--- start of Extracted material ---
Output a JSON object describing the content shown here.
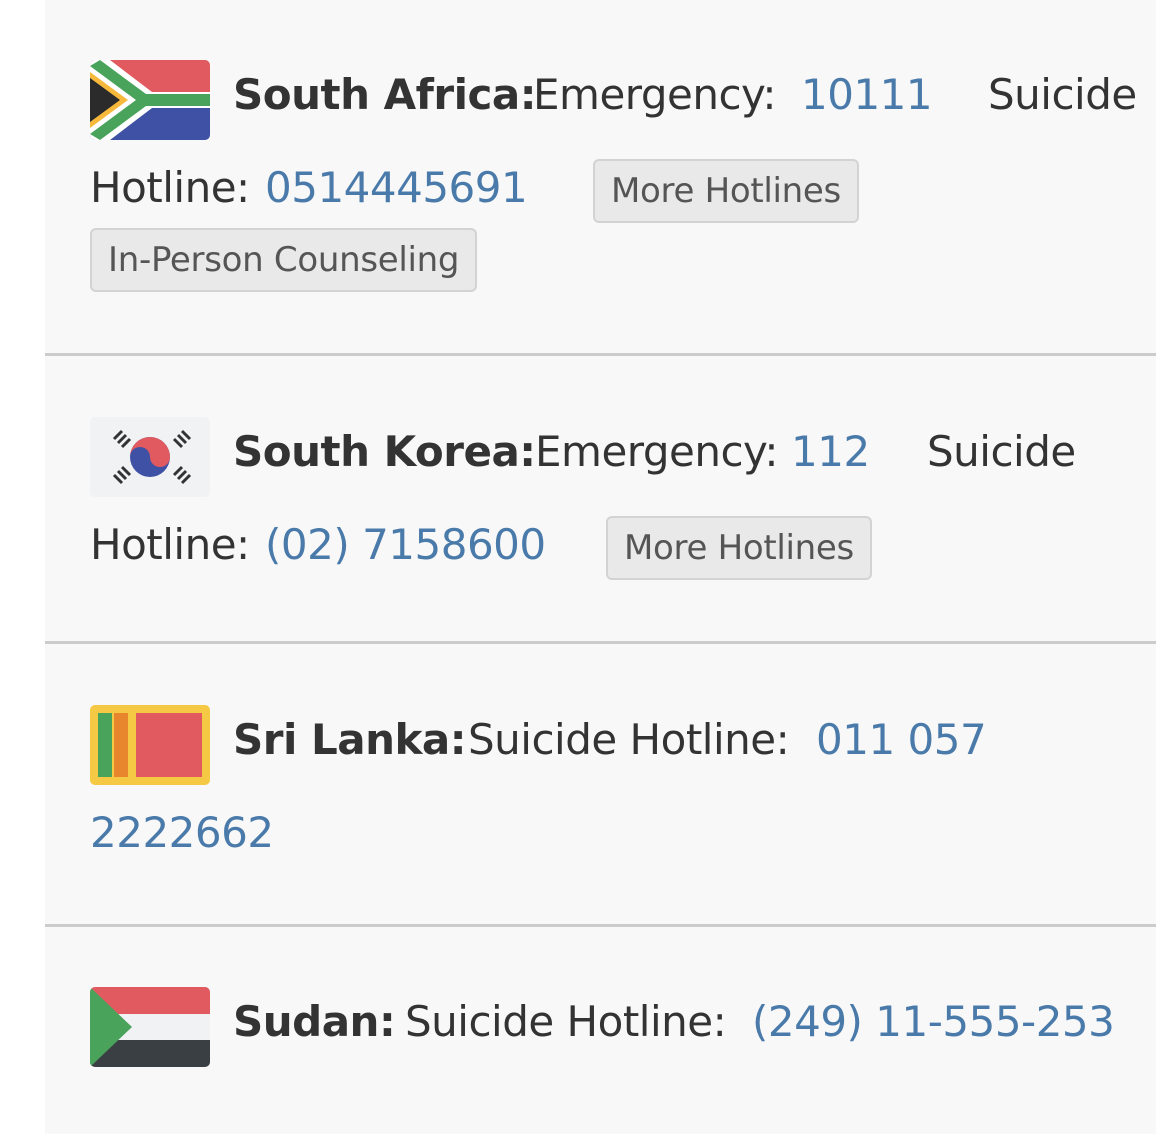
{
  "entries": [
    {
      "country": "South Africa:",
      "emergency_label": "Emergency:",
      "emergency_number": "10111",
      "hotline_label_part1": "Suicide",
      "hotline_label_part2": "Hotline:",
      "hotline_number": "0514445691",
      "buttons": [
        "More Hotlines",
        "In-Person Counseling"
      ],
      "flag_icon": "south-africa-flag"
    },
    {
      "country": "South Korea:",
      "emergency_label": "Emergency:",
      "emergency_number": "112",
      "hotline_label_part1": "Suicide",
      "hotline_label_part2": "Hotline:",
      "hotline_number": "(02) 7158600",
      "buttons": [
        "More Hotlines"
      ],
      "flag_icon": "south-korea-flag"
    },
    {
      "country": "Sri Lanka:",
      "hotline_label": "Suicide Hotline:",
      "hotline_number_part1": "011 057",
      "hotline_number_part2": "2222662",
      "flag_icon": "sri-lanka-flag"
    },
    {
      "country": "Sudan:",
      "hotline_label": "Suicide Hotline:",
      "hotline_number": "(249) 11-555-253",
      "flag_icon": "sudan-flag"
    }
  ],
  "colors": {
    "row_background": "#f8f8f8",
    "divider": "#cccccc",
    "link": "#4a7aaa",
    "text": "#333333",
    "button_bg": "#e9e9e9"
  }
}
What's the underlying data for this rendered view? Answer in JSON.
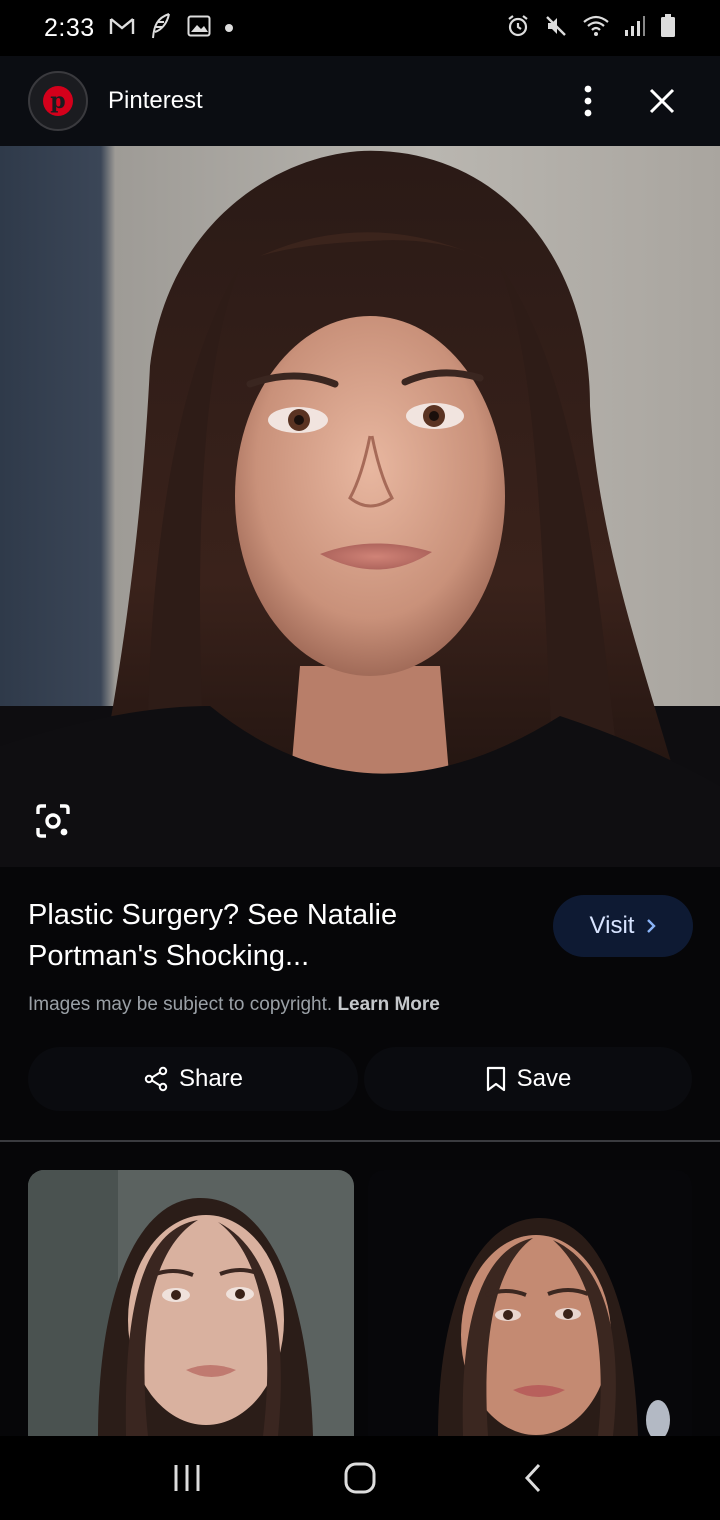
{
  "status_bar": {
    "time": "2:33",
    "left_icons": [
      "gmail-icon",
      "feather-icon",
      "gallery-icon",
      "notification-dot"
    ],
    "right_icons": [
      "alarm-icon",
      "mute-icon",
      "wifi-icon",
      "signal-icon",
      "battery-icon"
    ]
  },
  "header": {
    "logo_letter": "p",
    "site_name": "Pinterest",
    "brand_color": "#d4001b"
  },
  "main": {
    "image_alt": "Photo of a young woman with long dark brown hair against a stone wall",
    "lens_icon": "google-lens-icon"
  },
  "info": {
    "title": "Plastic Surgery? See Natalie Portman's Shocking...",
    "visit_label": "Visit",
    "copyright_text": "Images may be subject to copyright.",
    "learn_more": "Learn More",
    "share_label": "Share",
    "save_label": "Save"
  },
  "related": {
    "items": [
      {
        "alt": "Related image of a young woman with dark hair, grey background"
      },
      {
        "alt": "Related image of a young woman with dark hair, dark background"
      }
    ]
  },
  "nav": {
    "icons": [
      "recent-apps-icon",
      "home-icon",
      "back-icon"
    ]
  }
}
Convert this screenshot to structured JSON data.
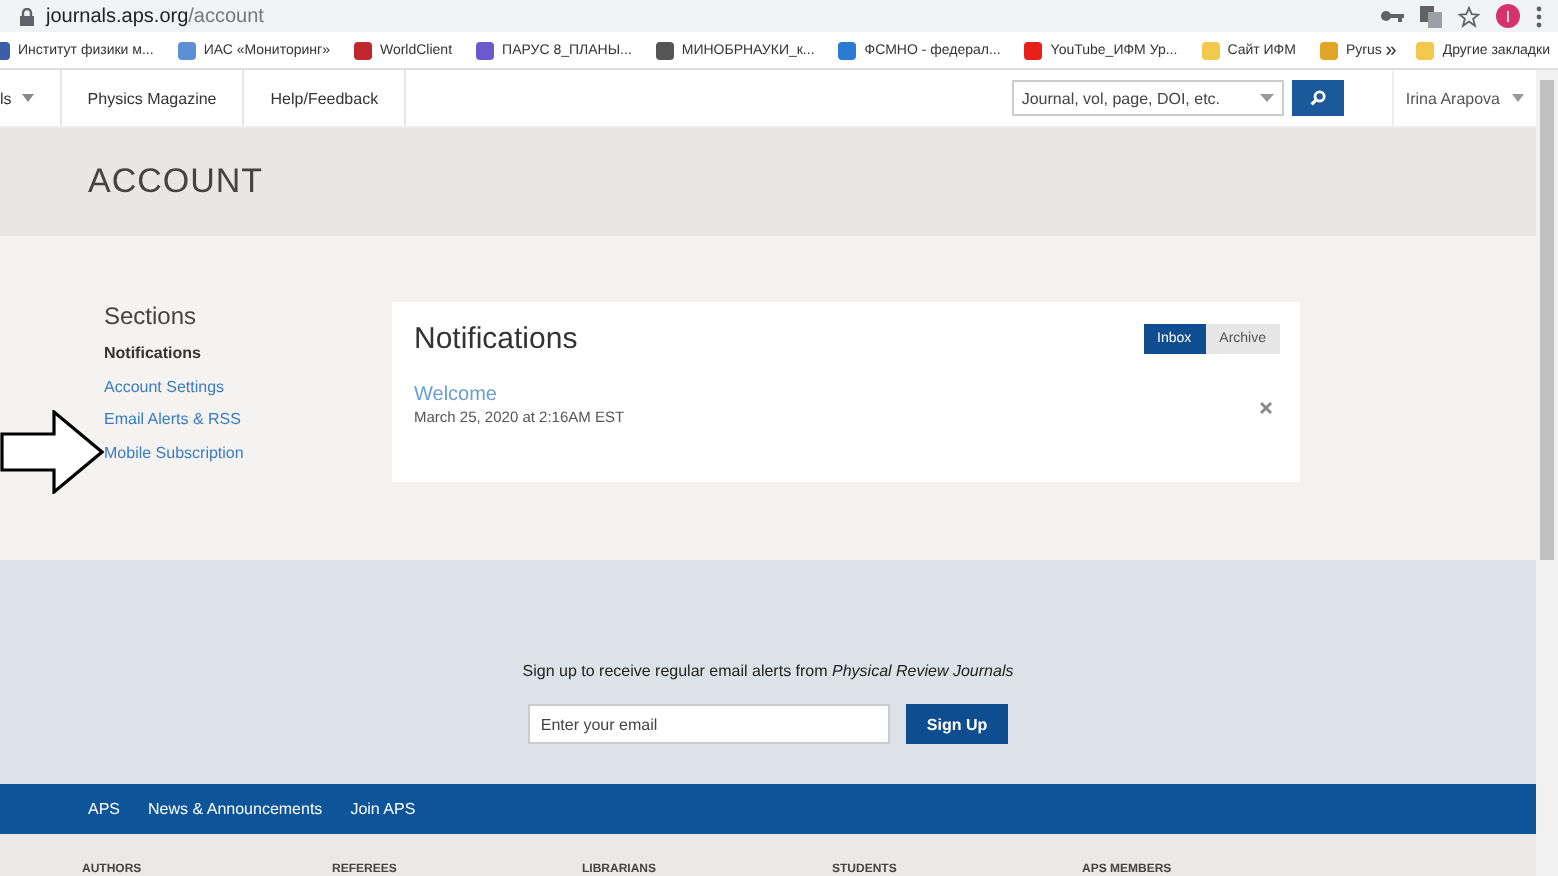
{
  "browser": {
    "url_host": "journals.aps.org",
    "url_path": "/account",
    "profile_initial": "I"
  },
  "bookmarks": [
    {
      "label": "Институт физики м...",
      "color": "#3b5ea8"
    },
    {
      "label": "ИАС «Мониторинг»",
      "color": "#5b8fd6"
    },
    {
      "label": "WorldClient",
      "color": "#c0282d"
    },
    {
      "label": "ПАРУС 8_ПЛАНЫ...",
      "color": "#6a5acd"
    },
    {
      "label": "МИНОБРНАУКИ_к...",
      "color": "#555555"
    },
    {
      "label": "ФСМНО - федерал...",
      "color": "#2a7bd4"
    },
    {
      "label": "YouTube_ИФМ Ур...",
      "color": "#e62117"
    },
    {
      "label": "Сайт ИФМ",
      "color": "#f2c94c"
    },
    {
      "label": "Pyrus",
      "color": "#e0a526"
    }
  ],
  "bookmarks_overflow": "»",
  "other_bookmarks": "Другие закладки",
  "nav": {
    "items": [
      "ls",
      "Physics Magazine",
      "Help/Feedback"
    ],
    "search_placeholder": "Journal, vol, page, DOI, etc.",
    "user": "Irina Arapova"
  },
  "page_title": "ACCOUNT",
  "sidebar": {
    "heading": "Sections",
    "items": [
      {
        "label": "Notifications",
        "selected": true
      },
      {
        "label": "Account Settings",
        "selected": false
      },
      {
        "label": "Email Alerts & RSS",
        "selected": false
      },
      {
        "label": "Mobile Subscription",
        "selected": false
      }
    ]
  },
  "notifications": {
    "title": "Notifications",
    "tabs": [
      {
        "label": "Inbox",
        "selected": true
      },
      {
        "label": "Archive",
        "selected": false
      }
    ],
    "items": [
      {
        "title": "Welcome",
        "date": "March 25, 2020 at 2:16AM EST"
      }
    ]
  },
  "signup": {
    "text": "Sign up to receive regular email alerts from *Physical Review Journals*",
    "placeholder": "Enter your email",
    "button": "Sign Up"
  },
  "footer_links": [
    "APS",
    "News & Announcements",
    "Join APS"
  ],
  "footer_columns": [
    "AUTHORS",
    "REFEREES",
    "LIBRARIANS",
    "STUDENTS",
    "APS MEMBERS"
  ]
}
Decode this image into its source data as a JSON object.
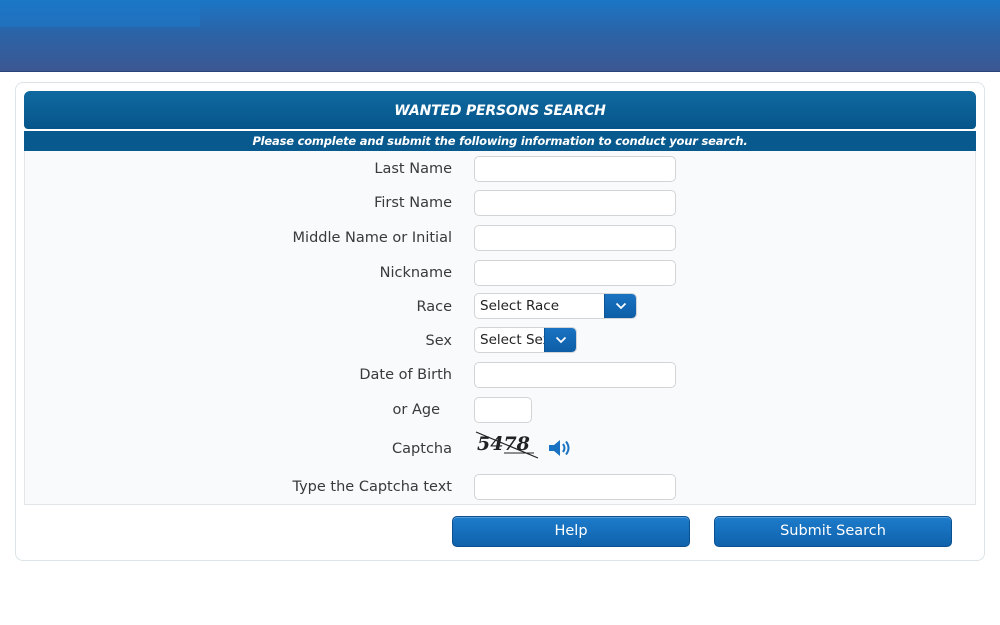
--- end of Extracted material ---
Problem to solve> The material above holds pictures; copy everything else in it exactly.

Answer to the task>
Output a JSON object describing the content shown here.
{
  "entries": [
    {
      "country": "South Africa:",
      "emergency_label": "Emergency:",
      "emergency_number": "10111",
      "hotline_label_part1": "Suicide",
      "hotline_label_part2": "Hotline:",
      "hotline_number": "0514445691",
      "buttons": [
        "More Hotlines",
        "In-Person Counseling"
      ],
      "flag_icon": "south-africa-flag"
    },
    {
      "country": "South Korea:",
      "emergency_label": "Emergency:",
      "emergency_number": "112",
      "hotline_label_part1": "Suicide",
      "hotline_label_part2": "Hotline:",
      "hotline_number": "(02) 7158600",
      "buttons": [
        "More Hotlines"
      ],
      "flag_icon": "south-korea-flag"
    },
    {
      "country": "Sri Lanka:",
      "hotline_label": "Suicide Hotline:",
      "hotline_number_part1": "011 057",
      "hotline_number_part2": "2222662",
      "flag_icon": "sri-lanka-flag"
    },
    {
      "country": "Sudan:",
      "hotline_label": "Suicide Hotline:",
      "hotline_number": "(249) 11-555-253",
      "flag_icon": "sudan-flag"
    }
  ],
  "colors": {
    "row_background": "#f8f8f8",
    "divider": "#cccccc",
    "link": "#4a7aaa",
    "text": "#333333",
    "button_bg": "#e9e9e9"
  }
}
What's the underlying data for this rendered view? Answer in JSON.
{
  "status_bar": {
    "time": "2:33",
    "left_icons": [
      "gmail-icon",
      "feather-icon",
      "gallery-icon",
      "notification-dot"
    ],
    "right_icons": [
      "alarm-icon",
      "mute-icon",
      "wifi-icon",
      "signal-icon",
      "battery-icon"
    ]
  },
  "header": {
    "logo_letter": "p",
    "site_name": "Pinterest",
    "brand_color": "#d4001b"
  },
  "main": {
    "image_alt": "Photo of a young woman with long dark brown hair against a stone wall",
    "lens_icon": "google-lens-icon"
  },
  "info": {
    "title": "Plastic Surgery? See Natalie Portman's Shocking...",
    "visit_label": "Visit",
    "copyright_text": "Images may be subject to copyright.",
    "learn_more": "Learn More",
    "share_label": "Share",
    "save_label": "Save"
  },
  "related": {
    "items": [
      {
        "alt": "Related image of a young woman with dark hair, grey background"
      },
      {
        "alt": "Related image of a young woman with dark hair, dark background"
      }
    ]
  },
  "nav": {
    "icons": [
      "recent-apps-icon",
      "home-icon",
      "back-icon"
    ]
  }
}
Convert this screenshot to structured JSON data.
{
  "browser": {
    "url_host": "journals.aps.org",
    "url_path": "/account",
    "profile_initial": "I"
  },
  "bookmarks": [
    {
      "label": "Институт физики м...",
      "color": "#3b5ea8"
    },
    {
      "label": "ИАС «Мониторинг»",
      "color": "#5b8fd6"
    },
    {
      "label": "WorldClient",
      "color": "#c0282d"
    },
    {
      "label": "ПАРУС 8_ПЛАНЫ...",
      "color": "#6a5acd"
    },
    {
      "label": "МИНОБРНАУКИ_к...",
      "color": "#555555"
    },
    {
      "label": "ФСМНО - федерал...",
      "color": "#2a7bd4"
    },
    {
      "label": "YouTube_ИФМ Ур...",
      "color": "#e62117"
    },
    {
      "label": "Сайт ИФМ",
      "color": "#f2c94c"
    },
    {
      "label": "Pyrus",
      "color": "#e0a526"
    }
  ],
  "bookmarks_overflow": "»",
  "other_bookmarks": "Другие закладки",
  "nav": {
    "items": [
      "ls",
      "Physics Magazine",
      "Help/Feedback"
    ],
    "search_placeholder": "Journal, vol, page, DOI, etc.",
    "user": "Irina Arapova"
  },
  "page_title": "ACCOUNT",
  "sidebar": {
    "heading": "Sections",
    "items": [
      {
        "label": "Notifications",
        "selected": true
      },
      {
        "label": "Account Settings",
        "selected": false
      },
      {
        "label": "Email Alerts & RSS",
        "selected": false
      },
      {
        "label": "Mobile Subscription",
        "selected": false
      }
    ]
  },
  "notifications": {
    "title": "Notifications",
    "tabs": [
      {
        "label": "Inbox",
        "selected": true
      },
      {
        "label": "Archive",
        "selected": false
      }
    ],
    "items": [
      {
        "title": "Welcome",
        "date": "March 25, 2020 at 2:16AM EST"
      }
    ]
  },
  "signup": {
    "text": "Sign up to receive regular email alerts from *Physical Review Journals*",
    "placeholder": "Enter your email",
    "button": "Sign Up"
  },
  "footer_links": [
    "APS",
    "News & Announcements",
    "Join APS"
  ],
  "footer_columns": [
    "AUTHORS",
    "REFEREES",
    "LIBRARIANS",
    "STUDENTS",
    "APS MEMBERS"
  ]
}
Decode this image into its source data as a JSON object.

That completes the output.